BEGIN Available data
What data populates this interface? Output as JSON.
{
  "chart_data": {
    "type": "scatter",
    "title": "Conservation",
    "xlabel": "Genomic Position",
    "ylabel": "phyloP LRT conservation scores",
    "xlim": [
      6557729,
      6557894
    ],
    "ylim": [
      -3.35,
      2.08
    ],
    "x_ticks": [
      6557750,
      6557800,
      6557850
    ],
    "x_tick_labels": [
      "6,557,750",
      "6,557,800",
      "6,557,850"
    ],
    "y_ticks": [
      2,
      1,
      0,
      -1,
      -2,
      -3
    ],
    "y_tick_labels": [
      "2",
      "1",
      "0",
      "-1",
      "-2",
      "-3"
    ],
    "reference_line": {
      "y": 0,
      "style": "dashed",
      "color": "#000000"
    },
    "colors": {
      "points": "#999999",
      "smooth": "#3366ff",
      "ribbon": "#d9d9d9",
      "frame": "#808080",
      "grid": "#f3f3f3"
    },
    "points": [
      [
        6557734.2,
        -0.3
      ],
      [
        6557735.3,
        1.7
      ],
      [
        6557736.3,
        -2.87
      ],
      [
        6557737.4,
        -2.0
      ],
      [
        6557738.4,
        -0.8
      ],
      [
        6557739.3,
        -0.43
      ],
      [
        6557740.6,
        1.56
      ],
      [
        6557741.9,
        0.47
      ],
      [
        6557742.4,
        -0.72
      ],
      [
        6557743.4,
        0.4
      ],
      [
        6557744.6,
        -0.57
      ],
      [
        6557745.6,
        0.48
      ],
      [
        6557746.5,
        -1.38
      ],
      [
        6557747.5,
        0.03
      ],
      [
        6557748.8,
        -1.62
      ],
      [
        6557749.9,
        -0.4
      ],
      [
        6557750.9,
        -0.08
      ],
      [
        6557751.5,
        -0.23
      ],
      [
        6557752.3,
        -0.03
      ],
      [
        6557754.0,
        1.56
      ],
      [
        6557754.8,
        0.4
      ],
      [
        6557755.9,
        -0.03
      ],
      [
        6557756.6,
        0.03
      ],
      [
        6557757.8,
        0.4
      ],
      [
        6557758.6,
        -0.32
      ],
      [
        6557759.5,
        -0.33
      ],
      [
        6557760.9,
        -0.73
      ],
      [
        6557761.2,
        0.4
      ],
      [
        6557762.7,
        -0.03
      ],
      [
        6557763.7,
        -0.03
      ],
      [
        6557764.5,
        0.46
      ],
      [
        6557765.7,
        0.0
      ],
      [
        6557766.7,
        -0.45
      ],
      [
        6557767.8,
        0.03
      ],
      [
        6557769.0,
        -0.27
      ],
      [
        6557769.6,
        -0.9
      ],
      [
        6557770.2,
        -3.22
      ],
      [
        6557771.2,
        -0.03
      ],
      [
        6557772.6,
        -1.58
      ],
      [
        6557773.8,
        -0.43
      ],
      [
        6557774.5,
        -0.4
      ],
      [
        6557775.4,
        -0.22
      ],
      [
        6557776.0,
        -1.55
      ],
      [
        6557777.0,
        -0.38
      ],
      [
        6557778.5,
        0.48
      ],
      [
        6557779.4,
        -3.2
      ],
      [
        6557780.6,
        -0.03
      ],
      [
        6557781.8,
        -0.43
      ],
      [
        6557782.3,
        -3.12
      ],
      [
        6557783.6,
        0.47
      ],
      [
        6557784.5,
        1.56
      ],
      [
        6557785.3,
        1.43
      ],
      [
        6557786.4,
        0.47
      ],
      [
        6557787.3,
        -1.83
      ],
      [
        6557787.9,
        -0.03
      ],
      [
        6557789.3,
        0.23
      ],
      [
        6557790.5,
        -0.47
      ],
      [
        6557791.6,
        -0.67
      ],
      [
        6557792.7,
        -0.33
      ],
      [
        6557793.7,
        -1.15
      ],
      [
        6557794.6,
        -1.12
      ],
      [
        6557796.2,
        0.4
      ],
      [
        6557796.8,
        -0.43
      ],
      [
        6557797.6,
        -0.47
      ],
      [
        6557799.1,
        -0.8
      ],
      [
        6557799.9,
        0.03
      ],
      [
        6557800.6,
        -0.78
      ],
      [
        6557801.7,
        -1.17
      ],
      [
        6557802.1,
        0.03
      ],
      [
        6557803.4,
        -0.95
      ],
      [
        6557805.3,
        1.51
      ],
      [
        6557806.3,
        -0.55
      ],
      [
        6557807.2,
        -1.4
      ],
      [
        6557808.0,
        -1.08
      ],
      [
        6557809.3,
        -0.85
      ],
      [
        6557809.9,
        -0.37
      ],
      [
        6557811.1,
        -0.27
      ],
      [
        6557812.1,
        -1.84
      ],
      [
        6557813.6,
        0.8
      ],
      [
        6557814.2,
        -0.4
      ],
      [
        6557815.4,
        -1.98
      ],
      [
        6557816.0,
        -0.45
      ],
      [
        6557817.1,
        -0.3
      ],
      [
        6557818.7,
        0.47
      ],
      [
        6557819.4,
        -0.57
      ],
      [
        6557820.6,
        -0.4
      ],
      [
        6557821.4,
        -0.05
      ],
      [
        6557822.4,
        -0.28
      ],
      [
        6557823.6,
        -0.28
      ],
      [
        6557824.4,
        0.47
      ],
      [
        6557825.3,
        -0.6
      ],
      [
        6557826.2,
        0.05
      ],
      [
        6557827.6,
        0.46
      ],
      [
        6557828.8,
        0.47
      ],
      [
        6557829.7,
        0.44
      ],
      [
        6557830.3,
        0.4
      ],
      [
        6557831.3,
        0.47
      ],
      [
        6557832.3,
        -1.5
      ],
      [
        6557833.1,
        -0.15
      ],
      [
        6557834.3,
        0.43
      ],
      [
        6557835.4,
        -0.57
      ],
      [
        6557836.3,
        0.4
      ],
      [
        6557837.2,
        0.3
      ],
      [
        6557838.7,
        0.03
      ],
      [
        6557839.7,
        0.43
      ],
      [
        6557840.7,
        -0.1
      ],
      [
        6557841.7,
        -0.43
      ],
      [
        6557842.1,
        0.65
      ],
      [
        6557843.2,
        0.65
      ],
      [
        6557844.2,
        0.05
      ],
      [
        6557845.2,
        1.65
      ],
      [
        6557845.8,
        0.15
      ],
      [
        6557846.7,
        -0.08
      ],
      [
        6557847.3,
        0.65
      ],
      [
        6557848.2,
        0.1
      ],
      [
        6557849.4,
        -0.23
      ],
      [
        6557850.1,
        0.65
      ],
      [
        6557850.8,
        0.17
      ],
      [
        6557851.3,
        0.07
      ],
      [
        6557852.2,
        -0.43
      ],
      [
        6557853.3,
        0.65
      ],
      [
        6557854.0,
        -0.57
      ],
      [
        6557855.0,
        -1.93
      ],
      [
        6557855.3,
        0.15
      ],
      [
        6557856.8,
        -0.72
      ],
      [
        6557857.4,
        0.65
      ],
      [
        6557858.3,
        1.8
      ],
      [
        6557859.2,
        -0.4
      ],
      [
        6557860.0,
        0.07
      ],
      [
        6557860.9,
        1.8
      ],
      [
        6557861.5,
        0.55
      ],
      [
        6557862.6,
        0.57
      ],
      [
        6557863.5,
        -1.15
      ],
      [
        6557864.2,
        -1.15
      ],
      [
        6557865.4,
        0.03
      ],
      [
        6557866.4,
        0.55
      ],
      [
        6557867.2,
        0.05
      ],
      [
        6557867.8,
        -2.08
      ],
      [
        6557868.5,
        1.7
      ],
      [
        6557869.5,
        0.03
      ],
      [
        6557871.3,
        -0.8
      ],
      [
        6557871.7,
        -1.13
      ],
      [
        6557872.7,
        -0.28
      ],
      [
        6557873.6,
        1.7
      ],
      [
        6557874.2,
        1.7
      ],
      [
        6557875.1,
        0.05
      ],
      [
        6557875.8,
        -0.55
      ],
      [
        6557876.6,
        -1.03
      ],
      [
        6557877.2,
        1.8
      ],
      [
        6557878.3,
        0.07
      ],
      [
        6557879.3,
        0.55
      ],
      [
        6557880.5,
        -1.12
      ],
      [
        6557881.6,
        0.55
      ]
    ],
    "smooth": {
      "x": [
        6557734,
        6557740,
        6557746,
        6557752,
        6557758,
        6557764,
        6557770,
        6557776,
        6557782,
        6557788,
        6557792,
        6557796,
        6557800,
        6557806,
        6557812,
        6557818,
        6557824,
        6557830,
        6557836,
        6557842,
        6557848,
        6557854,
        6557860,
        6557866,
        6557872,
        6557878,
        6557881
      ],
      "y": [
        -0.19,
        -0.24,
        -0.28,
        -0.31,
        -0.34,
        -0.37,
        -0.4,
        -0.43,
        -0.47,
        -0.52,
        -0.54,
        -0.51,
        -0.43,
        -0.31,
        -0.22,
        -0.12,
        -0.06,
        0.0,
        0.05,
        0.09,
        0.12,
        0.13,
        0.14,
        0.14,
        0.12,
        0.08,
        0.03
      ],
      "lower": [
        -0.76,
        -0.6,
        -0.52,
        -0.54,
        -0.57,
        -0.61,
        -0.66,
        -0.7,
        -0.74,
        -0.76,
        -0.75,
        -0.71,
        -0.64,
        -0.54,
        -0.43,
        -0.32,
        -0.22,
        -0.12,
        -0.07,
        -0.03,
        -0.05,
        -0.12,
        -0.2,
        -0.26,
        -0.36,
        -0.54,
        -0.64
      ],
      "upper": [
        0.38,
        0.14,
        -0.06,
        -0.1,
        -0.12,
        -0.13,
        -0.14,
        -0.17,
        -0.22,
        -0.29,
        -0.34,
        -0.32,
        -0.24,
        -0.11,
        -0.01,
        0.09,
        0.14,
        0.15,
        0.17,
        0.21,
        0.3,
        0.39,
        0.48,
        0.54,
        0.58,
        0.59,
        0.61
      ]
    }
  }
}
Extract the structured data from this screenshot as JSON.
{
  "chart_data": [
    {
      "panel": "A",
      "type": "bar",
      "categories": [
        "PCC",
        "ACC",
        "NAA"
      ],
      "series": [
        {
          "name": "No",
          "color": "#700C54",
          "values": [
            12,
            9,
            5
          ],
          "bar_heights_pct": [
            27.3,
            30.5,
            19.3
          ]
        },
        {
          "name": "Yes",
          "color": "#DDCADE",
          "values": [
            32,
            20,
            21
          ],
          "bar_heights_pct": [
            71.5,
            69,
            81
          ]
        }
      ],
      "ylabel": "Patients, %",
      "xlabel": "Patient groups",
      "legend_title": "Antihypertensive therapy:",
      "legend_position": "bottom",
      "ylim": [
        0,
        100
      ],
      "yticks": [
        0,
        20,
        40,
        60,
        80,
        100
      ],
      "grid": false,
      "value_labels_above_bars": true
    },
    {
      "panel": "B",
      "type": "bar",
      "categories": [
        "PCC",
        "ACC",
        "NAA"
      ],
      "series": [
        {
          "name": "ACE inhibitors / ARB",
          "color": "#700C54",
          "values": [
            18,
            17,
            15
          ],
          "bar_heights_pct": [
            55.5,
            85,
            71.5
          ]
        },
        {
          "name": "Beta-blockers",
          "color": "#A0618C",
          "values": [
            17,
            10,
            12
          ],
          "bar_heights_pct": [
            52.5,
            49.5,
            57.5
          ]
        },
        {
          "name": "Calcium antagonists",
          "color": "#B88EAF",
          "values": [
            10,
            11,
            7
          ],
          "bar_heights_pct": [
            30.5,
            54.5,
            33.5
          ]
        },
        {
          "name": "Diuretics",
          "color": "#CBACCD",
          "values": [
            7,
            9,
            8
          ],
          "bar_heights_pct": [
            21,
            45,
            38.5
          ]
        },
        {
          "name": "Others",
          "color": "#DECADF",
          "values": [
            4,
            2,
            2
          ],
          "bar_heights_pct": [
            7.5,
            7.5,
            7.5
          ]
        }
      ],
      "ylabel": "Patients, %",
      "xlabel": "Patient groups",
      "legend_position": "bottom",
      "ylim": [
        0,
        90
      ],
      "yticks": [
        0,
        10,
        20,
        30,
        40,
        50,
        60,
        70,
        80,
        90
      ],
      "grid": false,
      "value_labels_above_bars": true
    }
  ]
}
END Available data
• **Work to complete**
Locate the word "JSON" in the records above, and return each line that has it.

• **Solution below**
What data populates this interface? Output as JSON.
Extract the structured data from this screenshot as JSON.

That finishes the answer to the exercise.